---------- Dataset content

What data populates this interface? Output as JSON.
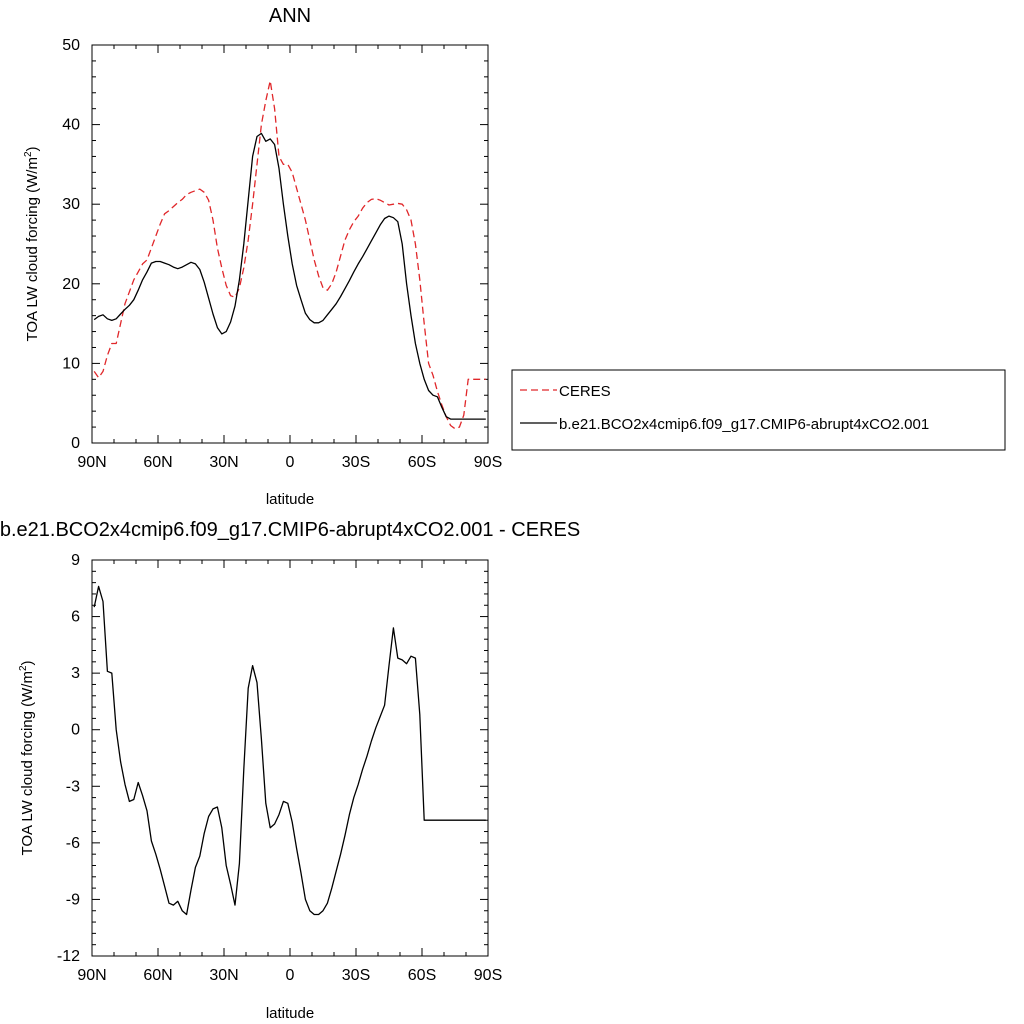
{
  "chart_data": [
    {
      "type": "line",
      "title": "ANN",
      "xlabel": "latitude",
      "ylabel": "TOA LW cloud forcing (W/m",
      "ylabel_sup": "2",
      "ylabel_tail": ")",
      "xlim": [
        -90,
        90
      ],
      "ylim": [
        0,
        50
      ],
      "xticks": [
        -90,
        -60,
        -30,
        0,
        30,
        60,
        90
      ],
      "xtick_labels": [
        "90N",
        "60N",
        "30N",
        "0",
        "30S",
        "60S",
        "90S"
      ],
      "yticks": [
        0,
        10,
        20,
        30,
        40,
        50
      ],
      "ytick_labels": [
        "0",
        "10",
        "20",
        "30",
        "40",
        "50"
      ],
      "grid": false,
      "legend_position": "right",
      "series": [
        {
          "name": "CERES",
          "color": "#e0272a",
          "dash": "dashed",
          "x": [
            -89,
            -87,
            -85,
            -83,
            -81,
            -79,
            -77,
            -75,
            -73,
            -71,
            -69,
            -67,
            -65,
            -63,
            -61,
            -59,
            -57,
            -55,
            -53,
            -51,
            -49,
            -47,
            -45,
            -43,
            -41,
            -39,
            -37,
            -35,
            -33,
            -31,
            -29,
            -27,
            -25,
            -23,
            -21,
            -19,
            -17,
            -15,
            -13,
            -11,
            -9,
            -7,
            -5,
            -3,
            -1,
            1,
            3,
            5,
            7,
            9,
            11,
            13,
            15,
            17,
            19,
            21,
            23,
            25,
            27,
            29,
            31,
            33,
            35,
            37,
            39,
            41,
            43,
            45,
            47,
            49,
            51,
            53,
            55,
            57,
            59,
            61,
            63,
            65,
            67,
            69,
            71,
            73,
            75,
            77,
            79,
            81,
            83,
            85,
            87,
            89
          ],
          "y": [
            9.0,
            8.2,
            9.0,
            11.0,
            12.5,
            12.5,
            15.0,
            17.5,
            19.0,
            20.5,
            21.5,
            22.5,
            23.0,
            24.5,
            26.0,
            27.5,
            28.8,
            29.2,
            29.7,
            30.2,
            30.6,
            31.2,
            31.5,
            31.7,
            31.9,
            31.5,
            30.5,
            28.0,
            24.5,
            22.0,
            19.8,
            18.5,
            18.3,
            19.5,
            22.0,
            25.5,
            30.0,
            35.0,
            40.0,
            43.0,
            45.5,
            42.0,
            36.0,
            35.0,
            35.0,
            34.0,
            32.0,
            30.0,
            28.0,
            25.5,
            23.0,
            21.0,
            19.5,
            19.2,
            20.0,
            21.5,
            23.5,
            25.5,
            26.8,
            27.8,
            28.5,
            29.5,
            30.2,
            30.6,
            30.7,
            30.5,
            30.2,
            29.9,
            30.0,
            30.1,
            30.0,
            29.3,
            28.0,
            25.0,
            20.5,
            15.0,
            10.0,
            8.5,
            6.5,
            4.8,
            3.3,
            2.2,
            1.8,
            2.0,
            3.5,
            8.0,
            8.0,
            8.0,
            8.0,
            8.0
          ]
        },
        {
          "name": "b.e21.BCO2x4cmip6.f09_g17.CMIP6-abrupt4xCO2.001",
          "color": "#000000",
          "dash": "solid",
          "x": [
            -89,
            -87,
            -85,
            -83,
            -81,
            -79,
            -77,
            -75,
            -73,
            -71,
            -69,
            -67,
            -65,
            -63,
            -61,
            -59,
            -57,
            -55,
            -53,
            -51,
            -49,
            -47,
            -45,
            -43,
            -41,
            -39,
            -37,
            -35,
            -33,
            -31,
            -29,
            -27,
            -25,
            -23,
            -21,
            -19,
            -17,
            -15,
            -13,
            -11,
            -9,
            -7,
            -5,
            -3,
            -1,
            1,
            3,
            5,
            7,
            9,
            11,
            13,
            15,
            17,
            19,
            21,
            23,
            25,
            27,
            29,
            31,
            33,
            35,
            37,
            39,
            41,
            43,
            45,
            47,
            49,
            51,
            53,
            55,
            57,
            59,
            61,
            63,
            65,
            67,
            69,
            71,
            73,
            75,
            77,
            79,
            81,
            83,
            85,
            87,
            89
          ],
          "y": [
            15.5,
            15.9,
            16.1,
            15.6,
            15.4,
            15.6,
            16.2,
            16.8,
            17.3,
            18.0,
            19.2,
            20.5,
            21.5,
            22.6,
            22.8,
            22.8,
            22.6,
            22.4,
            22.1,
            21.9,
            22.1,
            22.4,
            22.7,
            22.5,
            21.8,
            20.2,
            18.2,
            16.2,
            14.5,
            13.7,
            14.0,
            15.2,
            17.2,
            20.5,
            25.0,
            30.5,
            36.0,
            38.5,
            38.9,
            37.9,
            38.2,
            37.5,
            34.5,
            30.0,
            26.0,
            22.5,
            19.8,
            18.0,
            16.3,
            15.5,
            15.1,
            15.1,
            15.4,
            16.1,
            16.8,
            17.5,
            18.4,
            19.4,
            20.4,
            21.5,
            22.5,
            23.4,
            24.4,
            25.4,
            26.4,
            27.4,
            28.2,
            28.5,
            28.3,
            27.8,
            25.0,
            20.0,
            16.0,
            12.5,
            10.0,
            8.0,
            6.6,
            6.0,
            5.8,
            4.5,
            3.3,
            3.0,
            3.0,
            3.0,
            3.0,
            3.0,
            3.0,
            3.0,
            3.0,
            3.0
          ]
        }
      ]
    },
    {
      "type": "line",
      "title": "b.e21.BCO2x4cmip6.f09_g17.CMIP6-abrupt4xCO2.001 - CERES",
      "xlabel": "latitude",
      "ylabel": "TOA LW cloud forcing (W/m",
      "ylabel_sup": "2",
      "ylabel_tail": ")",
      "xlim": [
        -90,
        90
      ],
      "ylim": [
        -12,
        9
      ],
      "xticks": [
        -90,
        -60,
        -30,
        0,
        30,
        60,
        90
      ],
      "xtick_labels": [
        "90N",
        "60N",
        "30N",
        "0",
        "30S",
        "60S",
        "90S"
      ],
      "yticks": [
        -12,
        -9,
        -6,
        -3,
        0,
        3,
        6,
        9
      ],
      "ytick_labels": [
        "-12",
        "-9",
        "-6",
        "-3",
        "0",
        "3",
        "6",
        "9"
      ],
      "grid": false,
      "series": [
        {
          "color": "#000000",
          "dash": "solid",
          "x": [
            -89,
            -87,
            -85,
            -83,
            -81,
            -79,
            -77,
            -75,
            -73,
            -71,
            -69,
            -67,
            -65,
            -63,
            -61,
            -59,
            -57,
            -55,
            -53,
            -51,
            -49,
            -47,
            -45,
            -43,
            -41,
            -39,
            -37,
            -35,
            -33,
            -31,
            -29,
            -27,
            -25,
            -23,
            -21,
            -19,
            -17,
            -15,
            -13,
            -11,
            -9,
            -7,
            -5,
            -3,
            -1,
            1,
            3,
            5,
            7,
            9,
            11,
            13,
            15,
            17,
            19,
            21,
            23,
            25,
            27,
            29,
            31,
            33,
            35,
            37,
            39,
            41,
            43,
            45,
            47,
            49,
            51,
            53,
            55,
            57,
            59,
            61,
            63,
            65,
            67,
            69,
            71,
            73,
            75,
            77,
            79,
            81,
            83,
            85,
            87,
            89
          ],
          "y": [
            6.5,
            7.6,
            6.8,
            3.1,
            3.0,
            0.0,
            -1.7,
            -2.9,
            -3.8,
            -3.7,
            -2.8,
            -3.5,
            -4.3,
            -5.9,
            -6.6,
            -7.4,
            -8.3,
            -9.2,
            -9.3,
            -9.1,
            -9.6,
            -9.8,
            -8.5,
            -7.3,
            -6.7,
            -5.5,
            -4.6,
            -4.2,
            -4.1,
            -5.2,
            -7.2,
            -8.2,
            -9.3,
            -7.1,
            -2.1,
            2.2,
            3.4,
            2.5,
            -0.5,
            -3.9,
            -5.2,
            -5.0,
            -4.5,
            -3.8,
            -3.9,
            -4.9,
            -6.3,
            -7.6,
            -9.0,
            -9.6,
            -9.8,
            -9.8,
            -9.6,
            -9.2,
            -8.4,
            -7.5,
            -6.6,
            -5.6,
            -4.5,
            -3.6,
            -2.9,
            -2.1,
            -1.4,
            -0.6,
            0.1,
            0.7,
            1.3,
            3.4,
            5.4,
            3.8,
            3.7,
            3.5,
            3.9,
            3.8,
            0.8,
            -4.8,
            -4.8,
            -4.8,
            -4.8,
            -4.8,
            -4.8,
            -4.8,
            -4.8,
            -4.8,
            -4.8,
            -4.8,
            -4.8,
            -4.8,
            -4.8,
            -4.8
          ]
        }
      ]
    }
  ]
}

--------------------

Problem to solve =>
Among the lines above, count those containing the word "CERES" and give nothing but the result.

Full solution =>
2